━━ SUPPLIED RECORDS ━━
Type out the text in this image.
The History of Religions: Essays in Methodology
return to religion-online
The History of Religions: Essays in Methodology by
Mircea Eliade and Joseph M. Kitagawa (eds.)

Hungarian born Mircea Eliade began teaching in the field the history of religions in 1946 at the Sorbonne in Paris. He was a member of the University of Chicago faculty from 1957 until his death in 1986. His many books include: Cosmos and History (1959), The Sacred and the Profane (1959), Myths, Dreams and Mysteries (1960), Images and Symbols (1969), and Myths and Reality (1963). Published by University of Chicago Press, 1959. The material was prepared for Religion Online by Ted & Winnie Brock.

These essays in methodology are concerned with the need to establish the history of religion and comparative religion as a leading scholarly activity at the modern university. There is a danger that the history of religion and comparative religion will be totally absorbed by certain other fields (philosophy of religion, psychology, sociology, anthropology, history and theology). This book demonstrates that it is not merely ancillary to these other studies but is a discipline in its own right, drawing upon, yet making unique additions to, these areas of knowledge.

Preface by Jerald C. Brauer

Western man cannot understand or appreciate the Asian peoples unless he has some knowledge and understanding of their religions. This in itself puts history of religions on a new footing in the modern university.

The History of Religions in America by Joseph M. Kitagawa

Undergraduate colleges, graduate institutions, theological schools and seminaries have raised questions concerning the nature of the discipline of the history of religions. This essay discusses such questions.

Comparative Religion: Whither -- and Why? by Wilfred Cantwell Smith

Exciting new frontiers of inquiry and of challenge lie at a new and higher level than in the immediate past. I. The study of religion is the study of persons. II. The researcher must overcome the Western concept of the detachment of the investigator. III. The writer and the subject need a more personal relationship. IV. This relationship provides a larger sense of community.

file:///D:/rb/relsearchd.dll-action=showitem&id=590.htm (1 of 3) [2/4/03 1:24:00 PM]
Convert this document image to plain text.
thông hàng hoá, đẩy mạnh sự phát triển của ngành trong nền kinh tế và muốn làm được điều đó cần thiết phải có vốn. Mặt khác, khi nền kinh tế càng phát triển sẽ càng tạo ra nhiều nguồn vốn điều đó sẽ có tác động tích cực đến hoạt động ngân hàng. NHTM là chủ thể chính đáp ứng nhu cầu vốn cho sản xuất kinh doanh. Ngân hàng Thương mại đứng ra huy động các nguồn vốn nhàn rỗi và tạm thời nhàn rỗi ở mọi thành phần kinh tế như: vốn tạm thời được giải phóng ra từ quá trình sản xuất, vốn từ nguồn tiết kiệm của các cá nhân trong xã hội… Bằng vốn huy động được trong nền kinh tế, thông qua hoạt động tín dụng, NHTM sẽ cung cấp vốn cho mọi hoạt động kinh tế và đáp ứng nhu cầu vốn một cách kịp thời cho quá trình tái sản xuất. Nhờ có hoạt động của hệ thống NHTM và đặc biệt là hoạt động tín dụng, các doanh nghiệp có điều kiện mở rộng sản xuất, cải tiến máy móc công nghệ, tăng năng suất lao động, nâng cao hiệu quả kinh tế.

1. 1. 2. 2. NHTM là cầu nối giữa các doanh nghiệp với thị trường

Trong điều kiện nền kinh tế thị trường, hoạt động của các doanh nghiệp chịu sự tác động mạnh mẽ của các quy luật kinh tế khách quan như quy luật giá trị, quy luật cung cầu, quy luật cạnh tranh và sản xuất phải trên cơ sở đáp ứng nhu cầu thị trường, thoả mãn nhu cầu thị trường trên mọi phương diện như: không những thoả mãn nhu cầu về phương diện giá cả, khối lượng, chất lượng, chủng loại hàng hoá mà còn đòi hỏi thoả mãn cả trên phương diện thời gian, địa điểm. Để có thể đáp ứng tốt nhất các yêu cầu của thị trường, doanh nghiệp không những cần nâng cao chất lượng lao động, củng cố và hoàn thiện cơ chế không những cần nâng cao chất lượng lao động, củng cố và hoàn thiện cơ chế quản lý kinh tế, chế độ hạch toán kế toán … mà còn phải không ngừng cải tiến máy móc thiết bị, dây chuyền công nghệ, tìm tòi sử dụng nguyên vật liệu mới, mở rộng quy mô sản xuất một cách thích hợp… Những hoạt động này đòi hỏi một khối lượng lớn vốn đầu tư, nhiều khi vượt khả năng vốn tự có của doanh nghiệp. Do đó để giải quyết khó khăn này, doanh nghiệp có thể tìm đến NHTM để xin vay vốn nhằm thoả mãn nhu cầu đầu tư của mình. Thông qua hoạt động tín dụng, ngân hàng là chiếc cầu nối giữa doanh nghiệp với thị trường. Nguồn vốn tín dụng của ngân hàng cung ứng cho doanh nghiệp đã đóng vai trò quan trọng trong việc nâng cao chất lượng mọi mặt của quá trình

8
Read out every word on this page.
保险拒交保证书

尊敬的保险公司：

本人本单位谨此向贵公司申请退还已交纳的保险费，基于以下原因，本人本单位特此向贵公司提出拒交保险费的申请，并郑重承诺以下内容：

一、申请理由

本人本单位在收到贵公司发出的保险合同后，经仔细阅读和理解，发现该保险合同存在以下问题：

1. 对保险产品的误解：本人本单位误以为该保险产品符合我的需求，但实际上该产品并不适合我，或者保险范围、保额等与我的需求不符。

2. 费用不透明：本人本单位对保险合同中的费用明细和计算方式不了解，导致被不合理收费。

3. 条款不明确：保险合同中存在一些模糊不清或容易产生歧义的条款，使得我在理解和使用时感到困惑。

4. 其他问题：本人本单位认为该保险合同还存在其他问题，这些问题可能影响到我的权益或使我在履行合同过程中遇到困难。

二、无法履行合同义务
━━━
▸ **YOUR OBJECTIVE**: Exactly as written above, please repeat the entries.

▸ **SOLUTION BELOW**:
Type out the text in this image.
The History of Religions: Essays in Methodology
return to religion-online
The History of Religions: Essays in Methodology by
Mircea Eliade and Joseph M. Kitagawa (eds.)

Hungarian born Mircea Eliade began teaching in the field the history of religions in 1946 at the Sorbonne in Paris. He was a member of the University of Chicago faculty from 1957 until his death in 1986. His many books include: Cosmos and History (1959), The Sacred and the Profane (1959), Myths, Dreams and Mysteries (1960), Images and Symbols (1969), and Myths and Reality (1963). Published by University of Chicago Press, 1959. The material was prepared for Religion Online by Ted & Winnie Brock.

These essays in methodology are concerned with the need to establish the history of religion and comparative religion as a leading scholarly activity at the modern university. There is a danger that the history of religion and comparative religion will be totally absorbed by certain other fields (philosophy of religion, psychology, sociology, anthropology, history and theology). This book demonstrates that it is not merely ancillary to these other studies but is a discipline in its own right, drawing upon, yet making unique additions to, these areas of knowledge.

Preface by Jerald C. Brauer

Western man cannot understand or appreciate the Asian peoples unless he has some knowledge and understanding of their religions. This in itself puts history of religions on a new footing in the modern university.

The History of Religions in America by Joseph M. Kitagawa

Undergraduate colleges, graduate institutions, theological schools and seminaries have raised questions concerning the nature of the discipline of the history of religions. This essay discusses such questions.

Comparative Religion: Whither -- and Why? by Wilfred Cantwell Smith

Exciting new frontiers of inquiry and of challenge lie at a new and higher level than in the immediate past. I. The study of religion is the study of persons. II. The researcher must overcome the Western concept of the detachment of the investigator. III. The writer and the subject need a more personal relationship. IV. This relationship provides a larger sense of community.

file:///D:/rb/relsearchd.dll-action=showitem&id=590.htm (1 of 3) [2/4/03 1:24:00 PM]
Convert this document image to plain text.
thông hàng hoá, đẩy mạnh sự phát triển của ngành trong nền kinh tế và muốn làm được điều đó cần thiết phải có vốn. Mặt khác, khi nền kinh tế càng phát triển sẽ càng tạo ra nhiều nguồn vốn điều đó sẽ có tác động tích cực đến hoạt động ngân hàng. NHTM là chủ thể chính đáp ứng nhu cầu vốn cho sản xuất kinh doanh. Ngân hàng Thương mại đứng ra huy động các nguồn vốn nhàn rỗi và tạm thời nhàn rỗi ở mọi thành phần kinh tế như: vốn tạm thời được giải phóng ra từ quá trình sản xuất, vốn từ nguồn tiết kiệm của các cá nhân trong xã hội… Bằng vốn huy động được trong nền kinh tế, thông qua hoạt động tín dụng, NHTM sẽ cung cấp vốn cho mọi hoạt động kinh tế và đáp ứng nhu cầu vốn một cách kịp thời cho quá trình tái sản xuất. Nhờ có hoạt động của hệ thống NHTM và đặc biệt là hoạt động tín dụng, các doanh nghiệp có điều kiện mở rộng sản xuất, cải tiến máy móc công nghệ, tăng năng suất lao động, nâng cao hiệu quả kinh tế.

1. 1. 2. 2. NHTM là cầu nối giữa các doanh nghiệp với thị trường

Trong điều kiện nền kinh tế thị trường, hoạt động của các doanh nghiệp chịu sự tác động mạnh mẽ của các quy luật kinh tế khách quan như quy luật giá trị, quy luật cung cầu, quy luật cạnh tranh và sản xuất phải trên cơ sở đáp ứng nhu cầu thị trường, thoả mãn nhu cầu thị trường trên mọi phương diện như: không những thoả mãn nhu cầu về phương diện giá cả, khối lượng, chất lượng, chủng loại hàng hoá mà còn đòi hỏi thoả mãn cả trên phương diện thời gian, địa điểm. Để có thể đáp ứng tốt nhất các yêu cầu của thị trường, doanh nghiệp không những cần nâng cao chất lượng lao động, củng cố và hoàn thiện cơ chế không những cần nâng cao chất lượng lao động, củng cố và hoàn thiện cơ chế quản lý kinh tế, chế độ hạch toán kế toán … mà còn phải không ngừng cải tiến máy móc thiết bị, dây chuyền công nghệ, tìm tòi sử dụng nguyên vật liệu mới, mở rộng quy mô sản xuất một cách thích hợp… Những hoạt động này đòi hỏi một khối lượng lớn vốn đầu tư, nhiều khi vượt khả năng vốn tự có của doanh nghiệp. Do đó để giải quyết khó khăn này, doanh nghiệp có thể tìm đến NHTM để xin vay vốn nhằm thoả mãn nhu cầu đầu tư của mình. Thông qua hoạt động tín dụng, ngân hàng là chiếc cầu nối giữa doanh nghiệp với thị trường. Nguồn vốn tín dụng của ngân hàng cung ứng cho doanh nghiệp đã đóng vai trò quan trọng trong việc nâng cao chất lượng mọi mặt của quá trình

8
Read out every word on this page.
保险拒交保证书

尊敬的保险公司：

本人本单位谨此向贵公司申请退还已交纳的保险费，基于以下原因，本人本单位特此向贵公司提出拒交保险费的申请，并郑重承诺以下内容：

一、申请理由

本人本单位在收到贵公司发出的保险合同后，经仔细阅读和理解，发现该保险合同存在以下问题：

1. 对保险产品的误解：本人本单位误以为该保险产品符合我的需求，但实际上该产品并不适合我，或者保险范围、保额等与我的需求不符。

2. 费用不透明：本人本单位对保险合同中的费用明细和计算方式不了解，导致被不合理收费。

3. 条款不明确：保险合同中存在一些模糊不清或容易产生歧义的条款，使得我在理解和使用时感到困惑。

4. 其他问题：本人本单位认为该保险合同还存在其他问题，这些问题可能影响到我的权益或使我在履行合同过程中遇到困难。

二、无法履行合同义务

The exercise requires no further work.